Stated exercise:
Quote every line below exactly as it reads.

Recorded data:

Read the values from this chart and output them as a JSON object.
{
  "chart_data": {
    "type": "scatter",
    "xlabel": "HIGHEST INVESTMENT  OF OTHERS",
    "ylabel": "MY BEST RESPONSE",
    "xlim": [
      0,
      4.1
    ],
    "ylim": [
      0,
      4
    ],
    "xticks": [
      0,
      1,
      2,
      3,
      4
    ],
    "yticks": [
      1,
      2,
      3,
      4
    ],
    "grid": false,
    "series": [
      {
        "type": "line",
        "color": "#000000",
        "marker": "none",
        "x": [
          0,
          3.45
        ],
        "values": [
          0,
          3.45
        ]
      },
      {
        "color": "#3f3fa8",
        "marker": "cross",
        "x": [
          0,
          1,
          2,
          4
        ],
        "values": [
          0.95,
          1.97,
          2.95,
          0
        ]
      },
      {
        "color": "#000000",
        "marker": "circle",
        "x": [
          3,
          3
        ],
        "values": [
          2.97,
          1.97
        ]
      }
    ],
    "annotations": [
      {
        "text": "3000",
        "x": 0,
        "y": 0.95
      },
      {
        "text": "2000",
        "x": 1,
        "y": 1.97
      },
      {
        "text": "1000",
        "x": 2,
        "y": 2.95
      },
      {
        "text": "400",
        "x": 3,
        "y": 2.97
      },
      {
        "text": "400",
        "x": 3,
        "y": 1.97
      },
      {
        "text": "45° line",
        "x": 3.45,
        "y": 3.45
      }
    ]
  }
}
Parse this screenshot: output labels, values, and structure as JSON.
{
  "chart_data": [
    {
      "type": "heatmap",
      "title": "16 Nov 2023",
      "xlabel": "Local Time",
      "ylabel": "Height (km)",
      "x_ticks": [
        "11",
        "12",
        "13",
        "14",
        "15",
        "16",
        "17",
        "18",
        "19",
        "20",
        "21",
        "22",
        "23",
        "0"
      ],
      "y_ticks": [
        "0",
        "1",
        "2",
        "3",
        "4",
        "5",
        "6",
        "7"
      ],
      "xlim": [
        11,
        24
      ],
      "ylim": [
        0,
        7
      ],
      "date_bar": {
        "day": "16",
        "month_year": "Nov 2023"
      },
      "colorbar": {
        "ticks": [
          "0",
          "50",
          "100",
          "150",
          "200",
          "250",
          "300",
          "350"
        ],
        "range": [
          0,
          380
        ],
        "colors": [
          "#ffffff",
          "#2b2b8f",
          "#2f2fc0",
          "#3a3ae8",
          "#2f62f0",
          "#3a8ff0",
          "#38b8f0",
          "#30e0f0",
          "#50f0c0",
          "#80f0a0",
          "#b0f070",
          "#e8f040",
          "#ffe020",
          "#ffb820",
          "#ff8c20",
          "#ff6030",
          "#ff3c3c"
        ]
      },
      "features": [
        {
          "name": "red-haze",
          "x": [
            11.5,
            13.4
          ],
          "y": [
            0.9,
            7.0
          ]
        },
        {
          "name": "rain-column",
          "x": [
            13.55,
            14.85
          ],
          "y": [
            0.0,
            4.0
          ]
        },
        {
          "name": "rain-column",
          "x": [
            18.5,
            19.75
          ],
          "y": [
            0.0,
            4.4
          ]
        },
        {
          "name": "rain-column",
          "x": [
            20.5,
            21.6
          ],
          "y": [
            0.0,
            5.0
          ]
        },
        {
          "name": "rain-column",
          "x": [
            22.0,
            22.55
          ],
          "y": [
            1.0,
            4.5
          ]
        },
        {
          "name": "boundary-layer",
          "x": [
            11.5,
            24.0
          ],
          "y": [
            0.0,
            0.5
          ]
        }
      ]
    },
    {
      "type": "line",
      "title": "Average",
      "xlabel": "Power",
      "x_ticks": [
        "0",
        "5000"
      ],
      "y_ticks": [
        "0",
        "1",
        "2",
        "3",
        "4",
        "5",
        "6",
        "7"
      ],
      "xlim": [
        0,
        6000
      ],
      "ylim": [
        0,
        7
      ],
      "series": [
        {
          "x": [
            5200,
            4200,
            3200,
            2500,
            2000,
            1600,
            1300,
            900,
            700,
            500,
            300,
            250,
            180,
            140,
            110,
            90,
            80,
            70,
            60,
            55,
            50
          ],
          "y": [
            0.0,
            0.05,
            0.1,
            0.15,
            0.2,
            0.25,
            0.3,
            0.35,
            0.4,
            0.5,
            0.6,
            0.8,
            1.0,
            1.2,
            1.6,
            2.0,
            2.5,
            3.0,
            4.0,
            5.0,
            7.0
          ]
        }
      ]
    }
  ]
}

Task response:
Read the values from this chart and output them as a JSON object.
{
  "chart_data": {
    "type": "scatter",
    "xlabel": "HIGHEST INVESTMENT  OF OTHERS",
    "ylabel": "MY BEST RESPONSE",
    "xlim": [
      0,
      4.1
    ],
    "ylim": [
      0,
      4
    ],
    "xticks": [
      0,
      1,
      2,
      3,
      4
    ],
    "yticks": [
      1,
      2,
      3,
      4
    ],
    "grid": false,
    "series": [
      {
        "type": "line",
        "color": "#000000",
        "marker": "none",
        "x": [
          0,
          3.45
        ],
        "values": [
          0,
          3.45
        ]
      },
      {
        "color": "#3f3fa8",
        "marker": "cross",
        "x": [
          0,
          1,
          2,
          4
        ],
        "values": [
          0.95,
          1.97,
          2.95,
          0
        ]
      },
      {
        "color": "#000000",
        "marker": "circle",
        "x": [
          3,
          3
        ],
        "values": [
          2.97,
          1.97
        ]
      }
    ],
    "annotations": [
      {
        "text": "3000",
        "x": 0,
        "y": 0.95
      },
      {
        "text": "2000",
        "x": 1,
        "y": 1.97
      },
      {
        "text": "1000",
        "x": 2,
        "y": 2.95
      },
      {
        "text": "400",
        "x": 3,
        "y": 2.97
      },
      {
        "text": "400",
        "x": 3,
        "y": 1.97
      },
      {
        "text": "45° line",
        "x": 3.45,
        "y": 3.45
      }
    ]
  }
}
Parse this screenshot: output labels, values, and structure as JSON.
{
  "chart_data": [
    {
      "type": "heatmap",
      "title": "16 Nov 2023",
      "xlabel": "Local Time",
      "ylabel": "Height (km)",
      "x_ticks": [
        "11",
        "12",
        "13",
        "14",
        "15",
        "16",
        "17",
        "18",
        "19",
        "20",
        "21",
        "22",
        "23",
        "0"
      ],
      "y_ticks": [
        "0",
        "1",
        "2",
        "3",
        "4",
        "5",
        "6",
        "7"
      ],
      "xlim": [
        11,
        24
      ],
      "ylim": [
        0,
        7
      ],
      "date_bar": {
        "day": "16",
        "month_year": "Nov 2023"
      },
      "colorbar": {
        "ticks": [
          "0",
          "50",
          "100",
          "150",
          "200",
          "250",
          "300",
          "350"
        ],
        "range": [
          0,
          380
        ],
        "colors": [
          "#ffffff",
          "#2b2b8f",
          "#2f2fc0",
          "#3a3ae8",
          "#2f62f0",
          "#3a8ff0",
          "#38b8f0",
          "#30e0f0",
          "#50f0c0",
          "#80f0a0",
          "#b0f070",
          "#e8f040",
          "#ffe020",
          "#ffb820",
          "#ff8c20",
          "#ff6030",
          "#ff3c3c"
        ]
      },
      "features": [
        {
          "name": "red-haze",
          "x": [
            11.5,
            13.4
          ],
          "y": [
            0.9,
            7.0
          ]
        },
        {
          "name": "rain-column",
          "x": [
            13.55,
            14.85
          ],
          "y": [
            0.0,
            4.0
          ]
        },
        {
          "name": "rain-column",
          "x": [
            18.5,
            19.75
          ],
          "y": [
            0.0,
            4.4
          ]
        },
        {
          "name": "rain-column",
          "x": [
            20.5,
            21.6
          ],
          "y": [
            0.0,
            5.0
          ]
        },
        {
          "name": "rain-column",
          "x": [
            22.0,
            22.55
          ],
          "y": [
            1.0,
            4.5
          ]
        },
        {
          "name": "boundary-layer",
          "x": [
            11.5,
            24.0
          ],
          "y": [
            0.0,
            0.5
          ]
        }
      ]
    },
    {
      "type": "line",
      "title": "Average",
      "xlabel": "Power",
      "x_ticks": [
        "0",
        "5000"
      ],
      "y_ticks": [
        "0",
        "1",
        "2",
        "3",
        "4",
        "5",
        "6",
        "7"
      ],
      "xlim": [
        0,
        6000
      ],
      "ylim": [
        0,
        7
      ],
      "series": [
        {
          "x": [
            5200,
            4200,
            3200,
            2500,
            2000,
            1600,
            1300,
            900,
            700,
            500,
            300,
            250,
            180,
            140,
            110,
            90,
            80,
            70,
            60,
            55,
            50
          ],
          "y": [
            0.0,
            0.05,
            0.1,
            0.15,
            0.2,
            0.25,
            0.3,
            0.35,
            0.4,
            0.5,
            0.6,
            0.8,
            1.0,
            1.2,
            1.6,
            2.0,
            2.5,
            3.0,
            4.0,
            5.0,
            7.0
          ]
        }
      ]
    }
  ]
}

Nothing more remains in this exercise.